**Given data**:
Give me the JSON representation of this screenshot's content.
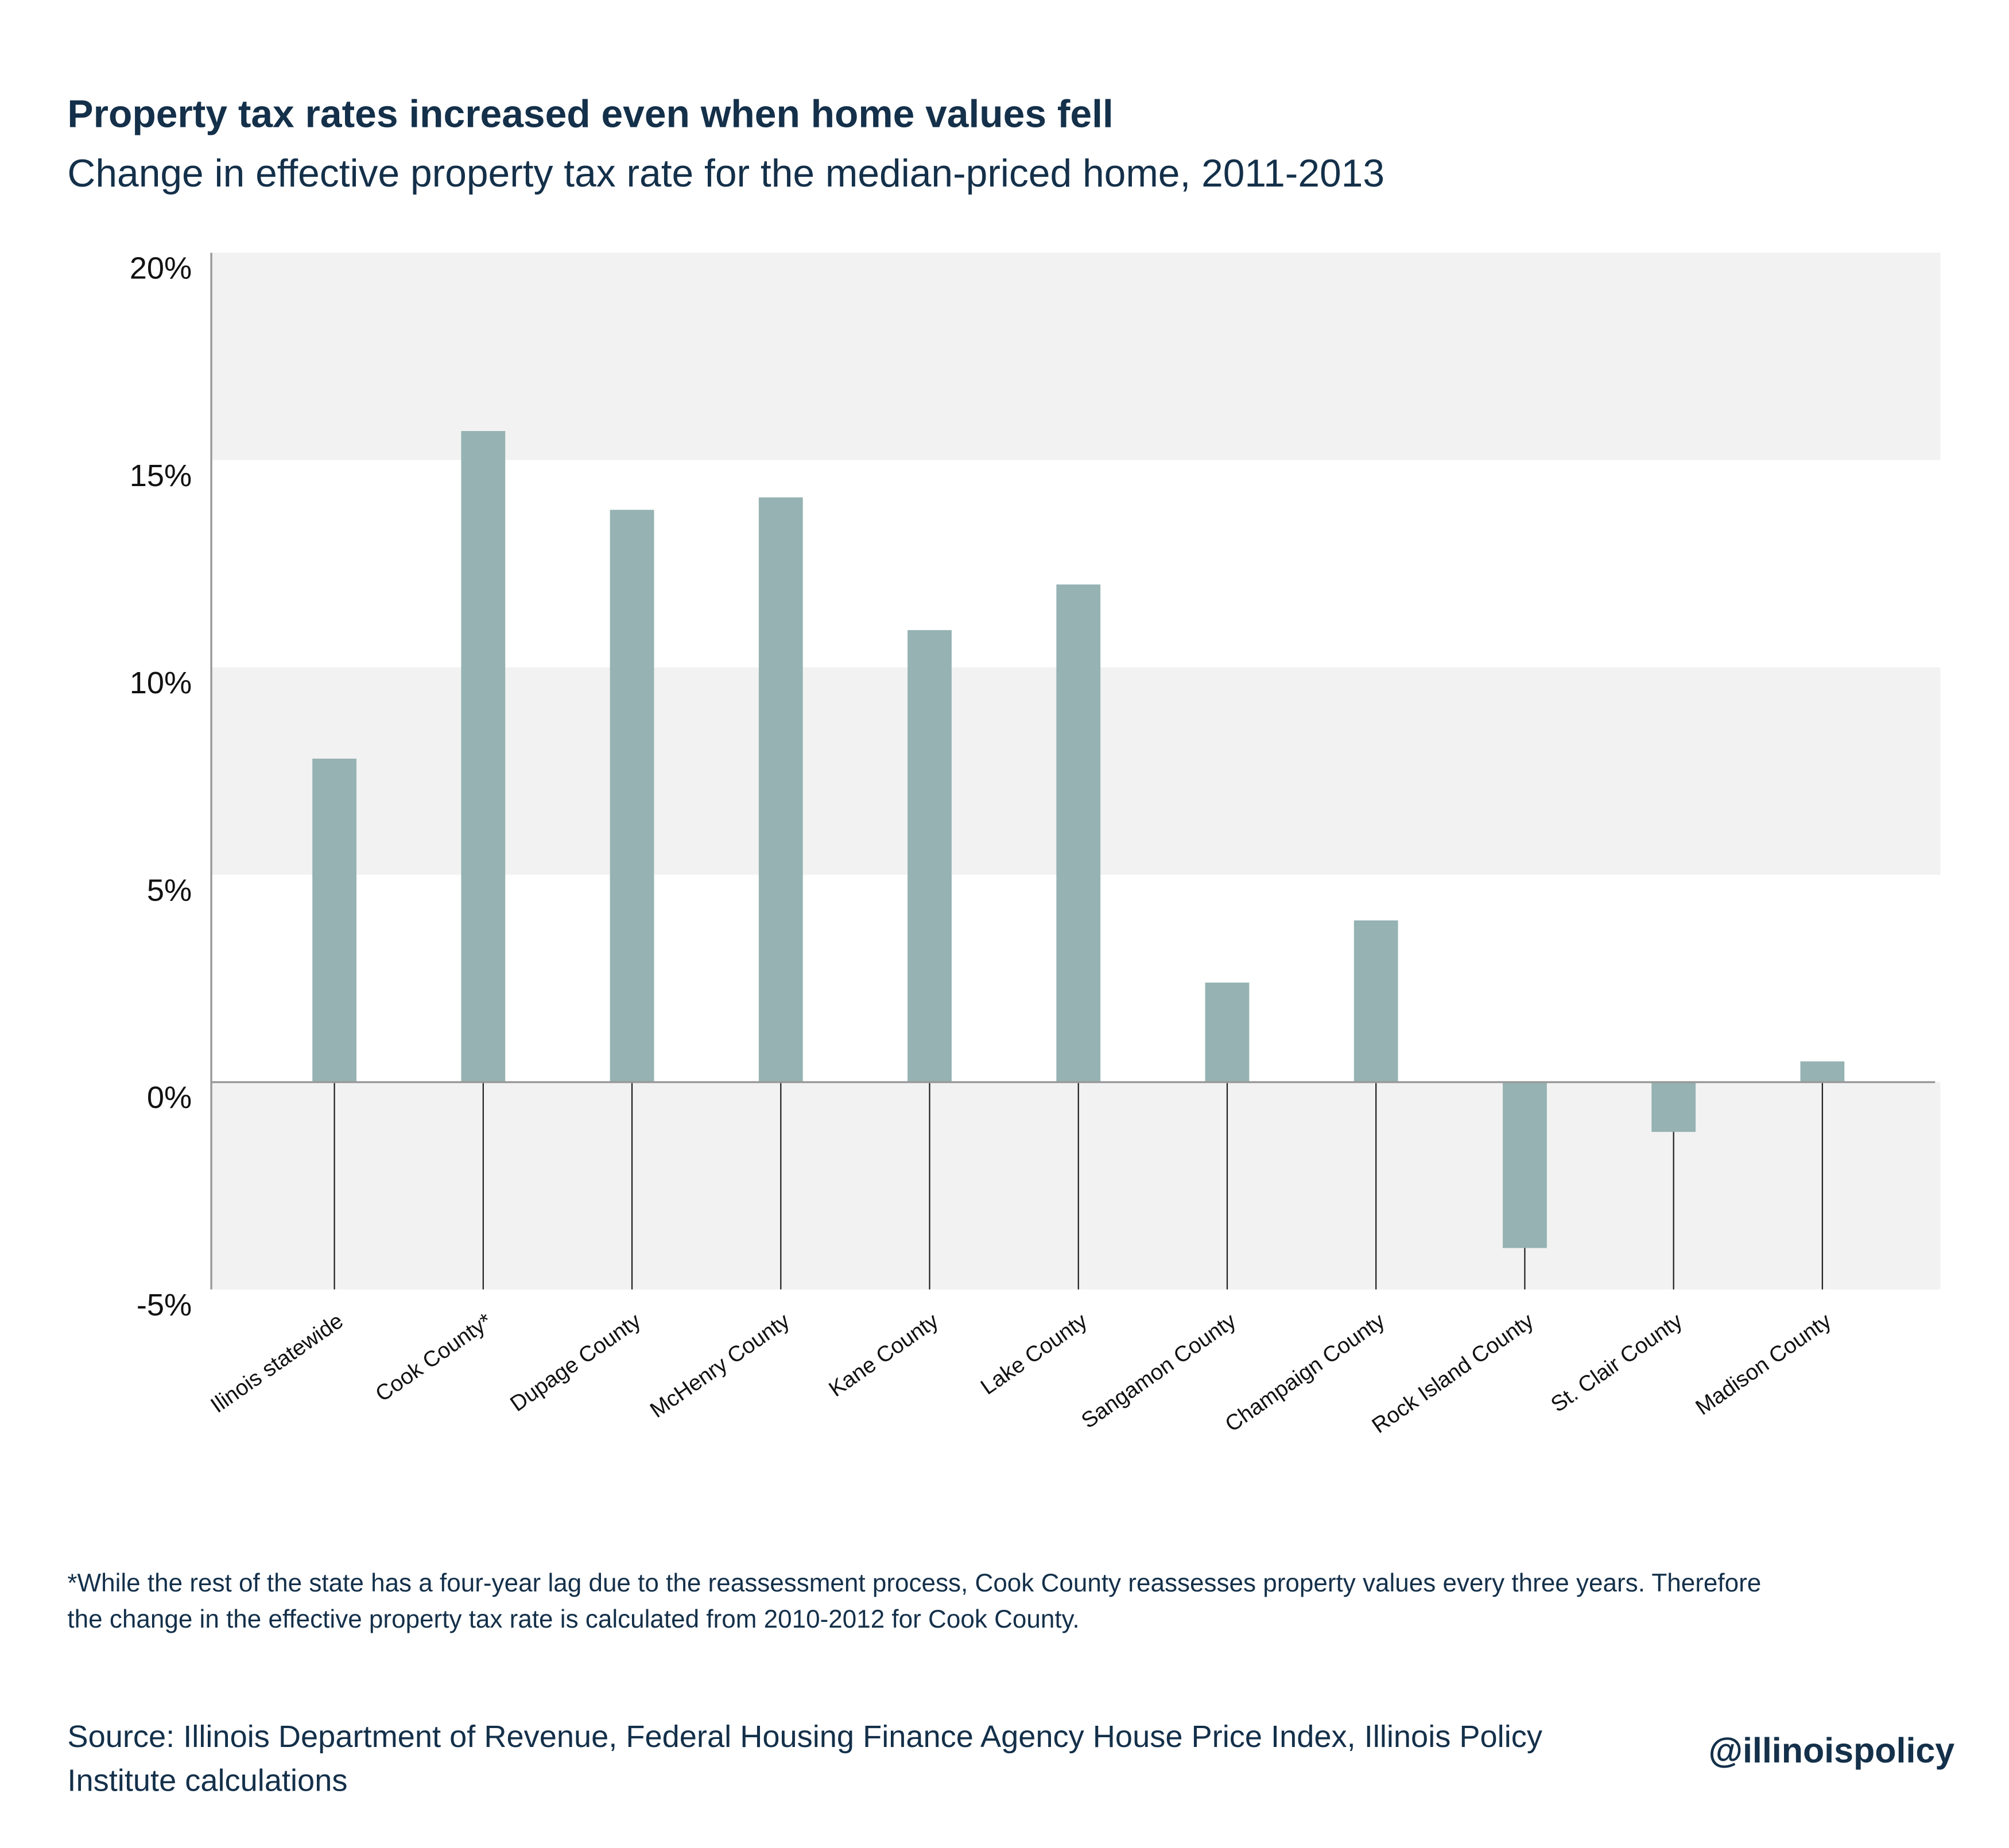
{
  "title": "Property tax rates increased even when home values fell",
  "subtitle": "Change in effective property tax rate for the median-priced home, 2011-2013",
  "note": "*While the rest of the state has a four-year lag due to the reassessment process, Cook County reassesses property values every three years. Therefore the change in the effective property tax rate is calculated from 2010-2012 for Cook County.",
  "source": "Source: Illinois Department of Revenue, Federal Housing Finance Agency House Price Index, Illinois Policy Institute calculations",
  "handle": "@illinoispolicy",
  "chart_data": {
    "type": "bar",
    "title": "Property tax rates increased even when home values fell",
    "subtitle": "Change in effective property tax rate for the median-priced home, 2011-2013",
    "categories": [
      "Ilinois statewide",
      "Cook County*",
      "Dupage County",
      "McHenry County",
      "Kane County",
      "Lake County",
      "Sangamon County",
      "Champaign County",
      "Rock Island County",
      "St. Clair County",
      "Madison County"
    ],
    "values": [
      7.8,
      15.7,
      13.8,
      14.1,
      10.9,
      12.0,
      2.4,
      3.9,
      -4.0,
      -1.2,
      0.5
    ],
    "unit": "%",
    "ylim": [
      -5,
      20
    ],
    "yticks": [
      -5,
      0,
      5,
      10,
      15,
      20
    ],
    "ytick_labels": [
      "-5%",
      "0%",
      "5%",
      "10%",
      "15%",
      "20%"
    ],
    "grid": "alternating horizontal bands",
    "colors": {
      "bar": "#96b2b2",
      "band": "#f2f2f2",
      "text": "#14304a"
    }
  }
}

...

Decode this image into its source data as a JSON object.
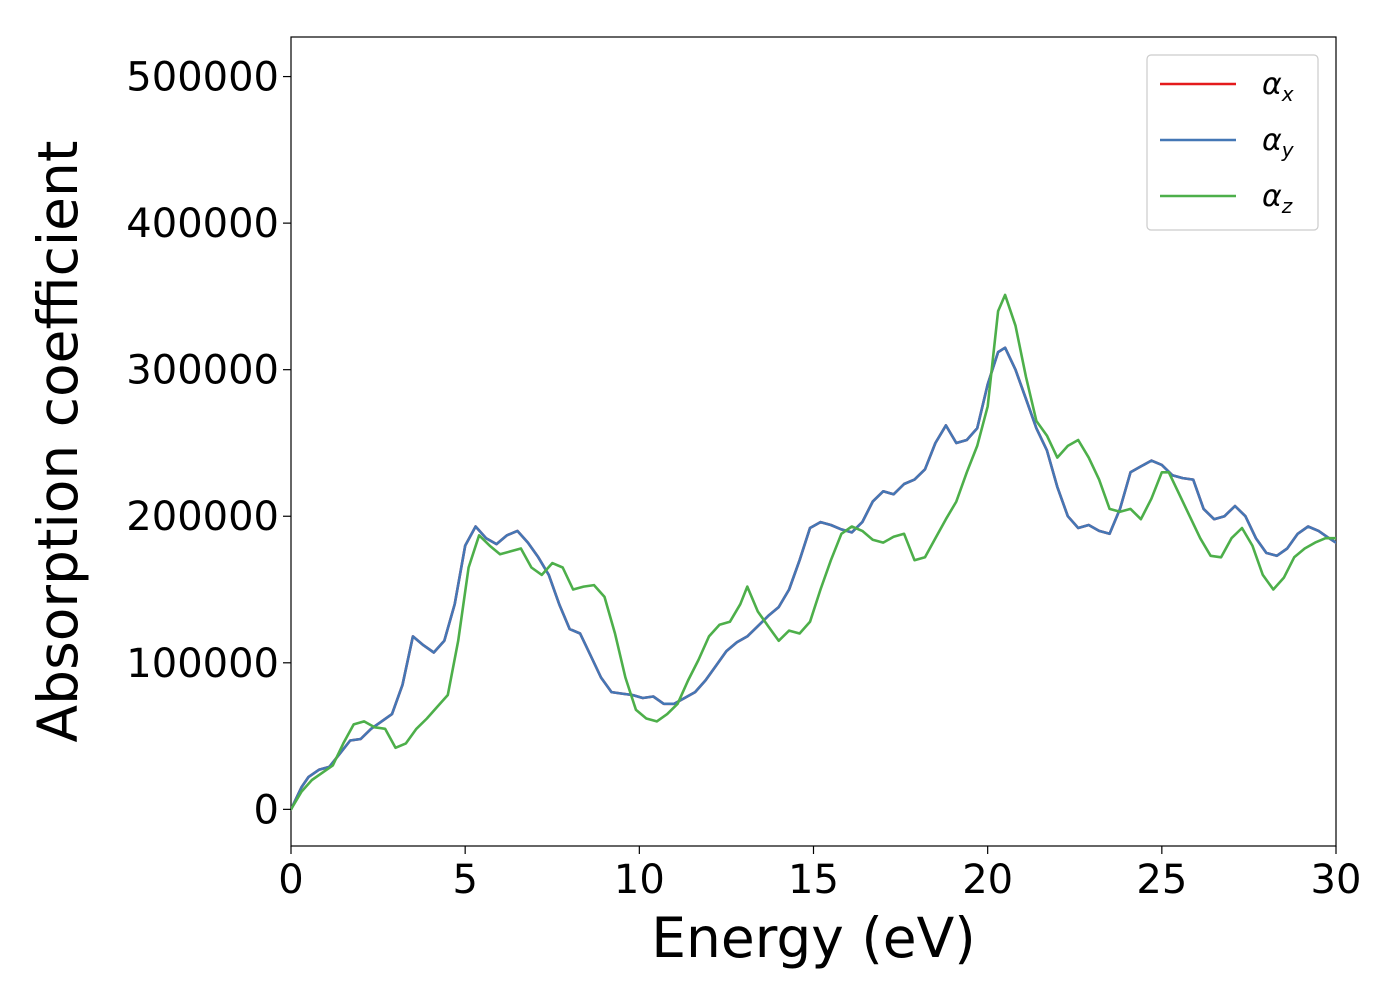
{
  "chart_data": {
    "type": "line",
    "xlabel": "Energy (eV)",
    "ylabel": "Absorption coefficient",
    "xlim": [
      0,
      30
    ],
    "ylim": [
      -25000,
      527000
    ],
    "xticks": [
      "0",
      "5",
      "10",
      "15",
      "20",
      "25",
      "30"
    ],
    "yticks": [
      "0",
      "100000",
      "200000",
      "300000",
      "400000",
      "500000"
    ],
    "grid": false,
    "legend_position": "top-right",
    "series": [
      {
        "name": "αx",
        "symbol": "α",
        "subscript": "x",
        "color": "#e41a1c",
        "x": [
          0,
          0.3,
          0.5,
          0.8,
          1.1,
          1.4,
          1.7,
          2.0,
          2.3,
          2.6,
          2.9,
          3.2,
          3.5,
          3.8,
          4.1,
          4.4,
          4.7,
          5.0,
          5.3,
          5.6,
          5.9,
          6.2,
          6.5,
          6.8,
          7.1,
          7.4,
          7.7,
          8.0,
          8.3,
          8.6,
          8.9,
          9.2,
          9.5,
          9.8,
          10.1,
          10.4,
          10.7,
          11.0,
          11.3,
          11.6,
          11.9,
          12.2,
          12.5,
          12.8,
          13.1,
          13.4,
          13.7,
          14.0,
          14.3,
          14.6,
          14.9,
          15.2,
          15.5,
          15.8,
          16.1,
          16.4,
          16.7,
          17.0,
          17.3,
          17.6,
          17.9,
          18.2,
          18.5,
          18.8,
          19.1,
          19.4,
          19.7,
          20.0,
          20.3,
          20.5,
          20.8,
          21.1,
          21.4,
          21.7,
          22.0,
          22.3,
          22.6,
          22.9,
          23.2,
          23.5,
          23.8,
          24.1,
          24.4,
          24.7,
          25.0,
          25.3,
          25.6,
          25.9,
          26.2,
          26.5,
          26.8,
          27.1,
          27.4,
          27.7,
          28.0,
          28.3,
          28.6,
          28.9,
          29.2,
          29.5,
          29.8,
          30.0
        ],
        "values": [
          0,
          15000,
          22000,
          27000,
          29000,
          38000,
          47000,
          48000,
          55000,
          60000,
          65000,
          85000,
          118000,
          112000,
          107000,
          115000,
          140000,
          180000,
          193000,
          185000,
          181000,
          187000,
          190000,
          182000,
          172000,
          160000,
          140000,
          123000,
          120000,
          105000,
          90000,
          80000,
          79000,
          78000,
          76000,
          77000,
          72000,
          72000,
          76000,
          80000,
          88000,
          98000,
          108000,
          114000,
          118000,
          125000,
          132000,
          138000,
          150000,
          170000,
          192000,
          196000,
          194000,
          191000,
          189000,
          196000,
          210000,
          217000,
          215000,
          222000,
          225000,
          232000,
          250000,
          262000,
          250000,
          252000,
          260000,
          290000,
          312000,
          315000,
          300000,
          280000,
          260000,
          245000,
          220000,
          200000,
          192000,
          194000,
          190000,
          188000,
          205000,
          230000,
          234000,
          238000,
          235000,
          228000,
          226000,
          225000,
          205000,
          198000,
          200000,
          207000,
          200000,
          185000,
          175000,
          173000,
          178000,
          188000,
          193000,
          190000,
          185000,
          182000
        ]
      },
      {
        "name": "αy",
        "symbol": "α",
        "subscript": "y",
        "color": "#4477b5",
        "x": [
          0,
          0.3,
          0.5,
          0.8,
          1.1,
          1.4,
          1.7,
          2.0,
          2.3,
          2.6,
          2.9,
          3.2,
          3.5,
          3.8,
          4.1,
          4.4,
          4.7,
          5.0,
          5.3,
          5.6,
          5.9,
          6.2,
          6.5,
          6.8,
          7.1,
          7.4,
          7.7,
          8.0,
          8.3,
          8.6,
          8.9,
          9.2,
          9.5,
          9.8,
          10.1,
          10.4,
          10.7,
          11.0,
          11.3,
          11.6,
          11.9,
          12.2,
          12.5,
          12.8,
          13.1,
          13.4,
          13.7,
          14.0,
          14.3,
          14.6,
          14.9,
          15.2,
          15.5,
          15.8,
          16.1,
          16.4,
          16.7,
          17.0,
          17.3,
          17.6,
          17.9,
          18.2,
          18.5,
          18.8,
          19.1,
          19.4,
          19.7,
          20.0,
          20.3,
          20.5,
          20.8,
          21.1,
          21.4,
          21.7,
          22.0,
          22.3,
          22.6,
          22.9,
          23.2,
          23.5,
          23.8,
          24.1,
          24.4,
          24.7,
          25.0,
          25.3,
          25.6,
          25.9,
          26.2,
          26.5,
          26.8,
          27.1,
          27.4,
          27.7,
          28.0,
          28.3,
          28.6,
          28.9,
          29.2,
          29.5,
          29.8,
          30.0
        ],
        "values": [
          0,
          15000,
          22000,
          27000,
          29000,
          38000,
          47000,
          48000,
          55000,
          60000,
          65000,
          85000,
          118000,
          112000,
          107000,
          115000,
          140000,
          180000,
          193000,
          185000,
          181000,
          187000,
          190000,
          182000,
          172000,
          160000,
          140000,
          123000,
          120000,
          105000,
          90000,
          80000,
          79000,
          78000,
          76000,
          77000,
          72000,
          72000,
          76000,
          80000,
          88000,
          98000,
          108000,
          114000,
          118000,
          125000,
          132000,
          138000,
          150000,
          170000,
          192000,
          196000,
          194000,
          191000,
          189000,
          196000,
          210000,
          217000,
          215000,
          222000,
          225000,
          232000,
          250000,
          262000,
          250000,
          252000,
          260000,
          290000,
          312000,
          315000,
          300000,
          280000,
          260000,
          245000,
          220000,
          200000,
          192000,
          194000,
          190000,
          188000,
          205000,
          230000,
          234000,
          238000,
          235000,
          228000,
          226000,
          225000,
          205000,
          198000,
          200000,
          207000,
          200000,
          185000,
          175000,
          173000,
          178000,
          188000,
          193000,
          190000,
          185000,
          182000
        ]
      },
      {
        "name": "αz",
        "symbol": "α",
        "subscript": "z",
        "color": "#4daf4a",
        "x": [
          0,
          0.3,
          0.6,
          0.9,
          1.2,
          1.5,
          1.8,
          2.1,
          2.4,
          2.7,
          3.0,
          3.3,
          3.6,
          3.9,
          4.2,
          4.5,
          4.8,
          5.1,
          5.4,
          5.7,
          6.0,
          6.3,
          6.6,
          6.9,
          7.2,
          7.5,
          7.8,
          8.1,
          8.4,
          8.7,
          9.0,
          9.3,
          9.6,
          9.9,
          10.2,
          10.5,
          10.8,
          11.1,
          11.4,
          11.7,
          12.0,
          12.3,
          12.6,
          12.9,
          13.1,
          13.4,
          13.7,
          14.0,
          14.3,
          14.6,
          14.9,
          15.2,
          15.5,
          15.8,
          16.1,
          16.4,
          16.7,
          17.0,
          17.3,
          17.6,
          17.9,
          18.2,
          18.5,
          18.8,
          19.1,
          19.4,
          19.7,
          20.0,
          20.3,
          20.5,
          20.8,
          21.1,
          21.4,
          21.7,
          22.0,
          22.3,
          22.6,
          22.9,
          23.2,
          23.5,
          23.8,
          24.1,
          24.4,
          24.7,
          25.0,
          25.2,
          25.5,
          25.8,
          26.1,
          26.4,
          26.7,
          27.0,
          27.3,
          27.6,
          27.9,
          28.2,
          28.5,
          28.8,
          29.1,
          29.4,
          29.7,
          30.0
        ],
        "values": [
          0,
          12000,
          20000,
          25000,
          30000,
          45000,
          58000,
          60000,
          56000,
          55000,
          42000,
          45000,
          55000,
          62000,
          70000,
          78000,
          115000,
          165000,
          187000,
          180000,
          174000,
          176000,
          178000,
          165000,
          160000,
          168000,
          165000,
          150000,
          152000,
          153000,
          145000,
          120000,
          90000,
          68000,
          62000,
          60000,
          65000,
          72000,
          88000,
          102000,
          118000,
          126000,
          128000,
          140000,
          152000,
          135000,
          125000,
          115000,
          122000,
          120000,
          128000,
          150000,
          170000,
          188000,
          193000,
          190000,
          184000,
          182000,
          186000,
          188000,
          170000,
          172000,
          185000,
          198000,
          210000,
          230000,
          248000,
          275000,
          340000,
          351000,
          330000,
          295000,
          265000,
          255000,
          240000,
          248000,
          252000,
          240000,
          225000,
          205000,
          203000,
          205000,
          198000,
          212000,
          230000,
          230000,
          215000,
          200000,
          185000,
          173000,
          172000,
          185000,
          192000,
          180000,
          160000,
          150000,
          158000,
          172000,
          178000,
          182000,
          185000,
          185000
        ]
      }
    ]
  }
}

...

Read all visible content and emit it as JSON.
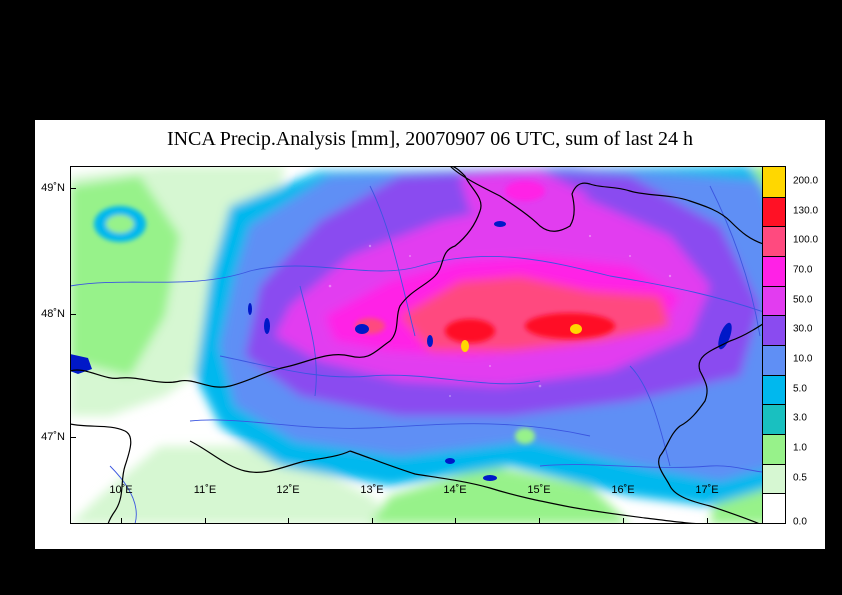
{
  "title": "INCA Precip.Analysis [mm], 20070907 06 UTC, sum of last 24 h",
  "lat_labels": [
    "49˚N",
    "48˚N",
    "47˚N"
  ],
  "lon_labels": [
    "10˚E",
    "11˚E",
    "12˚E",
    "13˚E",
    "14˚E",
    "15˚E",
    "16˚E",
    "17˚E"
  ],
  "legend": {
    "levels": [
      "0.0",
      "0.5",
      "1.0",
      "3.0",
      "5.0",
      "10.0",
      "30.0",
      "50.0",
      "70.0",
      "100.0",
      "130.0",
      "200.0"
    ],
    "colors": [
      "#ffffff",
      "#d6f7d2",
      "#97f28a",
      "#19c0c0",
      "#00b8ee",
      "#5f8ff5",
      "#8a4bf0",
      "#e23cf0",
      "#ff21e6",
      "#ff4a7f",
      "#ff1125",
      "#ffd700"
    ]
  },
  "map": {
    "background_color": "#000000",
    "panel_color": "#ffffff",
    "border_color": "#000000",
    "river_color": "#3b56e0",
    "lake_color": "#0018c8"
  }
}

**What the task asks**: Find the lines above holding the word "source" and show them.

**Written solution**:
  "source": "Source: Illinois Department of Revenue, Federal Housing Finance Agency House Price Index, Illinois Policy Institute calculations",
Decode this image into its source data as a JSON object.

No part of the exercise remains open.